▶ _Task data_:
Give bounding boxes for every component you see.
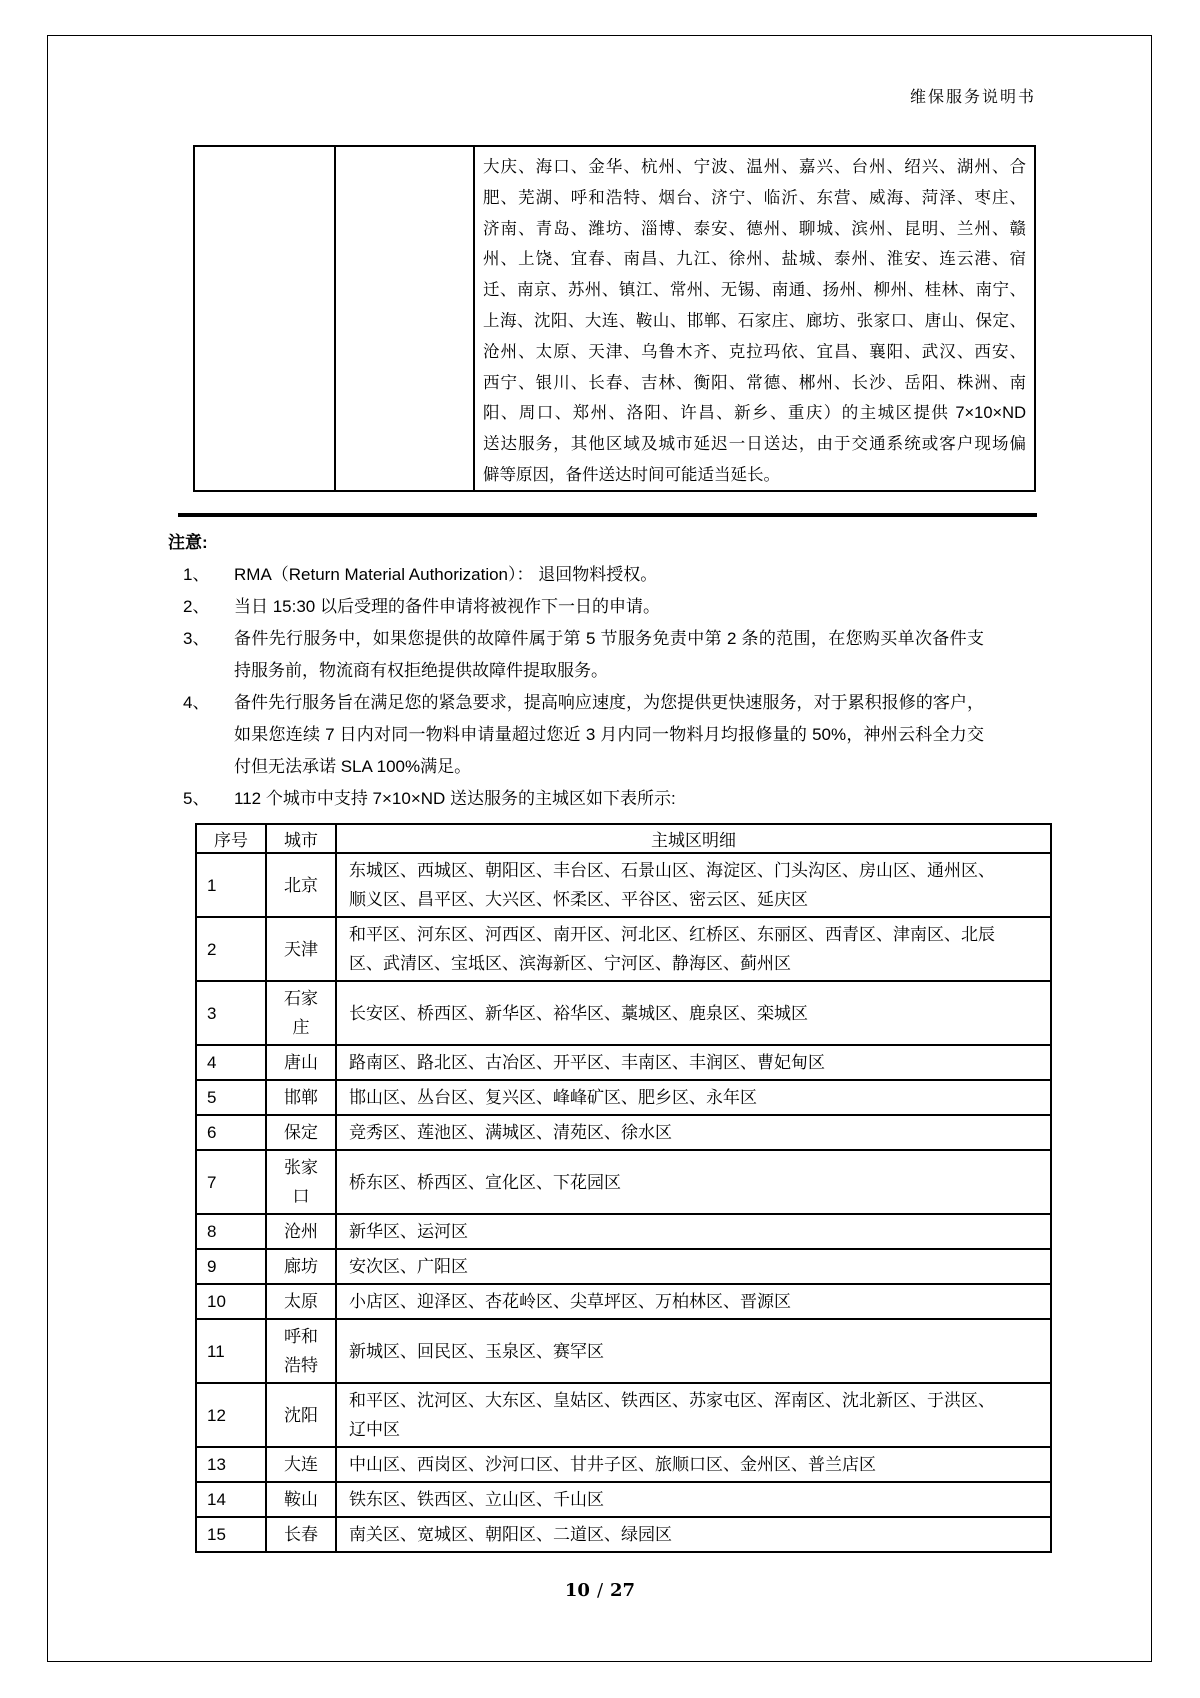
city-list-line: 送达服务，其他区域及城市延迟一日送达，由于交通系统或客户现场偏 xyxy=(483,435,1026,454)
city-list-line: 西宁、银川、长春、吉林、衡阳、常德、郴州、长沙、岳阳、株洲、南 xyxy=(483,373,1026,392)
column-header: 序号 xyxy=(196,824,266,853)
page-number-total: 27 xyxy=(610,1580,636,1601)
city-list-line: 大庆、海口、金华、杭州、宁波、温州、嘉兴、台州、绍兴、湖州、合 xyxy=(483,158,1026,176)
column-header: 主城区明细 xyxy=(336,824,1051,853)
row-index-cell: 15 xyxy=(196,1517,266,1552)
city-name-cell: 廊坊 xyxy=(266,1249,336,1284)
city-name-cell: 天津 xyxy=(266,917,336,981)
city-name-cell: 太原 xyxy=(266,1284,336,1319)
districts-cell: 中山区、西岗区、沙河口区、甘井子区、旅顺口区、金州区、普兰店区 xyxy=(336,1447,1051,1482)
city-list-line: 沧州、太原、天津、乌鲁木齐、克拉玛依、宜昌、襄阳、武汉、西安、 xyxy=(483,342,1026,361)
city-list-line: 州、上饶、宜春、南昌、九江、徐州、盐城、泰州、淮安、连云港、宿 xyxy=(483,250,1026,269)
districts-cell: 和平区、河东区、河西区、南开区、河北区、红桥区、东丽区、西青区、津南区、北辰区、武清区、宝坻区、滨海新区、宁河区、静海区、蓟州区 xyxy=(336,917,1051,981)
section-divider-rule xyxy=(178,513,1037,517)
row-index-cell: 3 xyxy=(196,981,266,1045)
row-index-cell: 2 xyxy=(196,917,266,981)
row-index-cell: 11 xyxy=(196,1319,266,1383)
note-text: 备件先行服务中，如果您提供的故障件属于第 5 节服务免责中第 2 条的范围，在您购买单次备件支持服务前，物流商有权拒绝提供故障件提取服务。 xyxy=(234,629,984,680)
note-text: 当日 15:30 以后受理的备件申请将被视作下一日的申请。 xyxy=(234,597,660,616)
city-name-cell: 鞍山 xyxy=(266,1482,336,1517)
districts-cell: 竞秀区、莲池区、满城区、清苑区、徐水区 xyxy=(336,1115,1051,1150)
table-row xyxy=(196,1214,1051,1249)
table-row xyxy=(196,1150,1051,1214)
districts-cell: 东城区、西城区、朝阳区、丰台区、石景山区、海淀区、门头沟区、房山区、通州区、顺义区、昌平区、大兴区、怀柔区、平谷区、密云区、延庆区 xyxy=(336,853,1051,917)
table-row xyxy=(196,1383,1051,1447)
districts-cell: 长安区、桥西区、新华区、裕华区、藁城区、鹿泉区、栾城区 xyxy=(336,981,1051,1045)
row-index-cell: 7 xyxy=(196,1150,266,1214)
notes-heading: 注意: xyxy=(168,533,208,552)
row-index-cell: 8 xyxy=(196,1214,266,1249)
notes-list xyxy=(168,559,1050,815)
districts-cell: 安次区、广阳区 xyxy=(336,1249,1051,1284)
note-number: 1、 xyxy=(183,565,210,584)
districts-cell: 路南区、路北区、古冶区、开平区、丰南区、丰润区、曹妃甸区 xyxy=(336,1045,1051,1080)
top-table-city-list-cell xyxy=(475,147,1034,490)
note-item xyxy=(168,559,1050,591)
note-number: 4、 xyxy=(183,693,210,712)
districts-cell: 桥东区、桥西区、宣化区、下花园区 xyxy=(336,1150,1051,1214)
table-row xyxy=(196,853,1051,917)
city-name-cell: 长春 xyxy=(266,1517,336,1552)
city-name-cell: 呼和浩特 xyxy=(266,1319,336,1383)
city-name-cell: 保定 xyxy=(266,1115,336,1150)
row-index-cell: 4 xyxy=(196,1045,266,1080)
districts-cell: 邯山区、丛台区、复兴区、峰峰矿区、肥乡区、永年区 xyxy=(336,1080,1051,1115)
note-item xyxy=(168,687,1050,783)
city-name-cell: 北京 xyxy=(266,853,336,917)
city-list-line: 上海、沈阳、大连、鞍山、邯郸、石家庄、廊坊、张家口、唐山、保定、 xyxy=(483,311,1026,330)
note-item xyxy=(168,591,1050,623)
note-text: 112 个城市中支持 7×10×ND 送达服务的主城区如下表所示: xyxy=(234,789,676,808)
table-row xyxy=(196,981,1051,1045)
districts-cell: 和平区、沈河区、大东区、皇姑区、铁西区、苏家屯区、浑南区、沈北新区、于洪区、辽中区 xyxy=(336,1383,1051,1447)
row-index-cell: 14 xyxy=(196,1482,266,1517)
page-number-separator: / xyxy=(596,1580,604,1601)
city-table-header-row xyxy=(196,824,1051,853)
table-row xyxy=(196,1319,1051,1383)
row-index-cell: 6 xyxy=(196,1115,266,1150)
note-item xyxy=(168,783,1050,815)
top-table-empty-cell-2 xyxy=(336,147,475,490)
column-header: 城市 xyxy=(266,824,336,853)
city-list-line: 阳、周口、郑州、洛阳、许昌、新乡、重庆）的主城区提供 7×10×ND xyxy=(483,404,1026,423)
top-table-empty-cell-1 xyxy=(195,147,336,490)
city-list-line: 肥、芜湖、呼和浩特、烟台、济宁、临沂、东营、威海、菏泽、枣庄、 xyxy=(483,188,1026,207)
row-index-cell: 12 xyxy=(196,1383,266,1447)
districts-cell: 铁东区、铁西区、立山区、千山区 xyxy=(336,1482,1051,1517)
districts-cell: 小店区、迎泽区、杏花岭区、尖草坪区、万柏林区、晋源区 xyxy=(336,1284,1051,1319)
note-text: RMA（Return Material Authorization）： 退回物料授权。 xyxy=(234,565,658,584)
page-number-current: 10 xyxy=(564,1580,590,1601)
row-index-cell: 5 xyxy=(196,1080,266,1115)
city-list-line: 迁、南京、苏州、镇江、常州、无锡、南通、扬州、柳州、桂林、南宁、 xyxy=(483,281,1026,300)
page-number xyxy=(0,1580,1200,1601)
city-name-cell: 沧州 xyxy=(266,1214,336,1249)
city-name-cell: 邯郸 xyxy=(266,1080,336,1115)
city-name-cell: 沈阳 xyxy=(266,1383,336,1447)
table-row xyxy=(196,1284,1051,1319)
row-index-cell: 13 xyxy=(196,1447,266,1482)
districts-cell: 新华区、运河区 xyxy=(336,1214,1051,1249)
districts-cell: 南关区、宽城区、朝阳区、二道区、绿园区 xyxy=(336,1517,1051,1552)
note-number: 3、 xyxy=(183,629,210,648)
city-name-cell: 唐山 xyxy=(266,1045,336,1080)
note-number: 2、 xyxy=(183,597,210,616)
table-row xyxy=(196,1482,1051,1517)
districts-cell: 新城区、回民区、玉泉区、赛罕区 xyxy=(336,1319,1051,1383)
table-row xyxy=(196,1447,1051,1482)
row-index-cell: 9 xyxy=(196,1249,266,1284)
notes-section xyxy=(168,527,1050,815)
city-name-cell: 石家庄 xyxy=(266,981,336,1045)
city-name-cell: 张家口 xyxy=(266,1150,336,1214)
city-districts-table xyxy=(195,823,1052,1553)
row-index-cell: 1 xyxy=(196,853,266,917)
table-row xyxy=(196,1080,1051,1115)
delivery-cities-table xyxy=(193,145,1036,492)
table-row xyxy=(196,1045,1051,1080)
table-row xyxy=(196,1249,1051,1284)
table-row xyxy=(196,1517,1051,1552)
row-index-cell: 10 xyxy=(196,1284,266,1319)
table-row xyxy=(196,917,1051,981)
note-item xyxy=(168,623,1050,687)
city-name-cell: 大连 xyxy=(266,1447,336,1482)
header-title: 维保服务说明书 xyxy=(909,89,1036,106)
note-text: 备件先行服务旨在满足您的紧急要求，提高响应速度，为您提供更快速服务，对于累积报修的客户，如果您连续 7 日内对同一物料申请量超过您近 3 月内同一物料月均报修量的 50%，神州云科全力交付但无法承诺 SLA 100%满足。 xyxy=(234,693,984,776)
note-number: 5、 xyxy=(183,789,210,808)
city-list-line: 僻等原因，备件送达时间可能适当延长。 xyxy=(483,465,780,484)
table-row xyxy=(196,1115,1051,1150)
city-list-line: 济南、青岛、潍坊、淄博、泰安、德州、聊城、滨州、昆明、兰州、赣 xyxy=(483,219,1026,238)
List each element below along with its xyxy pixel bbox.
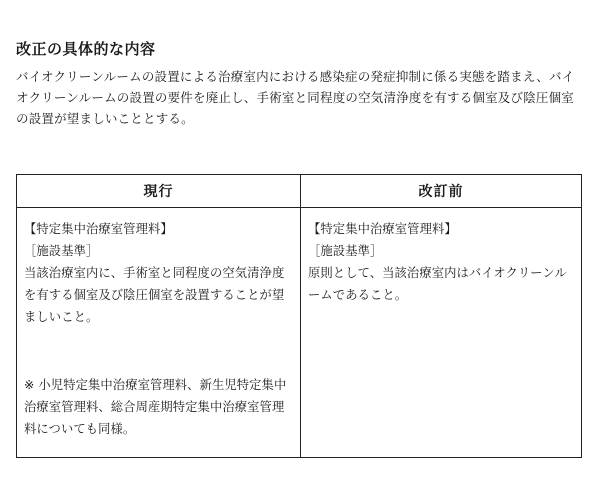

▶ _Aim_: How many lines in the entries above contain the string "notes"? Case matters. Reply with the number alone.

▶ _Result for this task_: 3